### Problem requirements:
Keep the images out and copy every entry below exactly.

## begin Information given

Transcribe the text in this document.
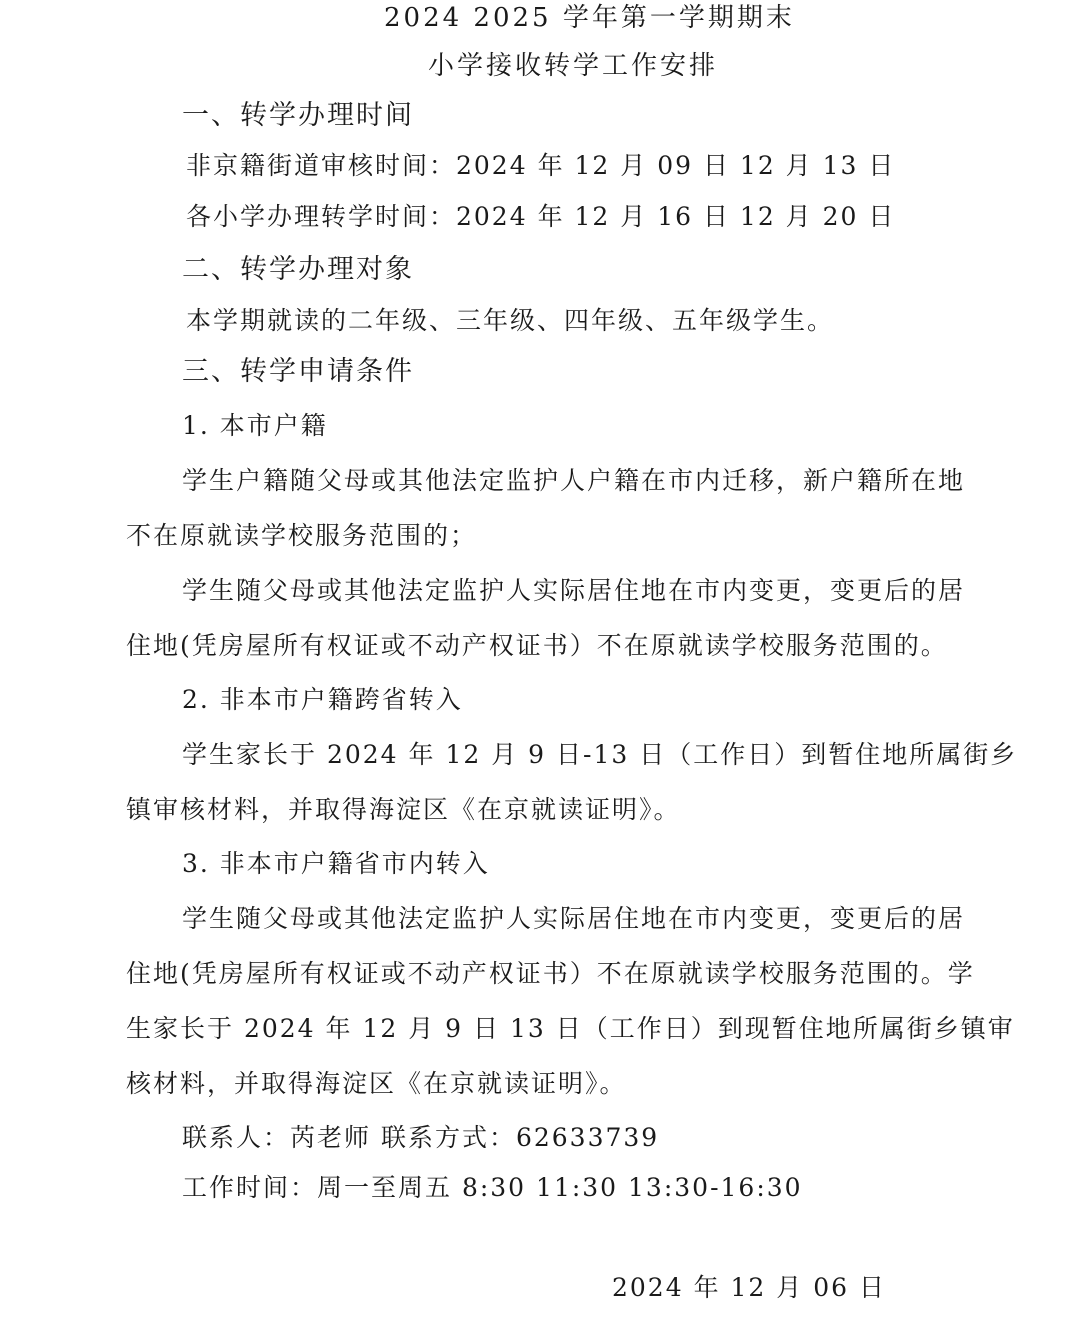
2024 2025 学年第一学期期末
小学接收转学工作安排
一、转学办理时间
非京籍街道审核时间：2024 年 12 月 09 日 12 月 13 日
各小学办理转学时间：2024 年 12 月 16 日 12 月 20 日
二、转学办理对象
本学期就读的二年级、三年级、四年级、五年级学生。
三、转学申请条件
1. 本市户籍
学生户籍随父母或其他法定监护人户籍在市内迁移，新户籍所在地
不在原就读学校服务范围的；
学生随父母或其他法定监护人实际居住地在市内变更，变更后的居
住地(凭房屋所有权证或不动产权证书）不在原就读学校服务范围的。
2. 非本市户籍跨省转入
学生家长于 2024 年 12 月 9 日-13 日（工作日）到暂住地所属街乡
镇审核材料，并取得海淀区《在京就读证明》。
3. 非本市户籍省市内转入
学生随父母或其他法定监护人实际居住地在市内变更，变更后的居
住地(凭房屋所有权证或不动产权证书）不在原就读学校服务范围的。学
生家长于 2024 年 12 月 9 日 13 日（工作日）到现暂住地所属街乡镇审
核材料，并取得海淀区《在京就读证明》。
联系人：芮老师 联系方式：62633739
工作时间：周一至周五 8:30 11:30 13:30-16:30
2024 年 12 月 06 日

## end Information given

### Response to this task:
Transcribe the text in this document.
2024 2025 学年第一学期期末
小学接收转学工作安排
一、转学办理时间
非京籍街道审核时间：2024 年 12 月 09 日 12 月 13 日
各小学办理转学时间：2024 年 12 月 16 日 12 月 20 日
二、转学办理对象
本学期就读的二年级、三年级、四年级、五年级学生。
三、转学申请条件
1. 本市户籍
学生户籍随父母或其他法定监护人户籍在市内迁移，新户籍所在地
不在原就读学校服务范围的；
学生随父母或其他法定监护人实际居住地在市内变更，变更后的居
住地(凭房屋所有权证或不动产权证书）不在原就读学校服务范围的。
2. 非本市户籍跨省转入
学生家长于 2024 年 12 月 9 日-13 日（工作日）到暂住地所属街乡
镇审核材料，并取得海淀区《在京就读证明》。
3. 非本市户籍省市内转入
学生随父母或其他法定监护人实际居住地在市内变更，变更后的居
住地(凭房屋所有权证或不动产权证书）不在原就读学校服务范围的。学
生家长于 2024 年 12 月 9 日 13 日（工作日）到现暂住地所属街乡镇审
核材料，并取得海淀区《在京就读证明》。
联系人：芮老师 联系方式：62633739
工作时间：周一至周五 8:30 11:30 13:30-16:30
2024 年 12 月 06 日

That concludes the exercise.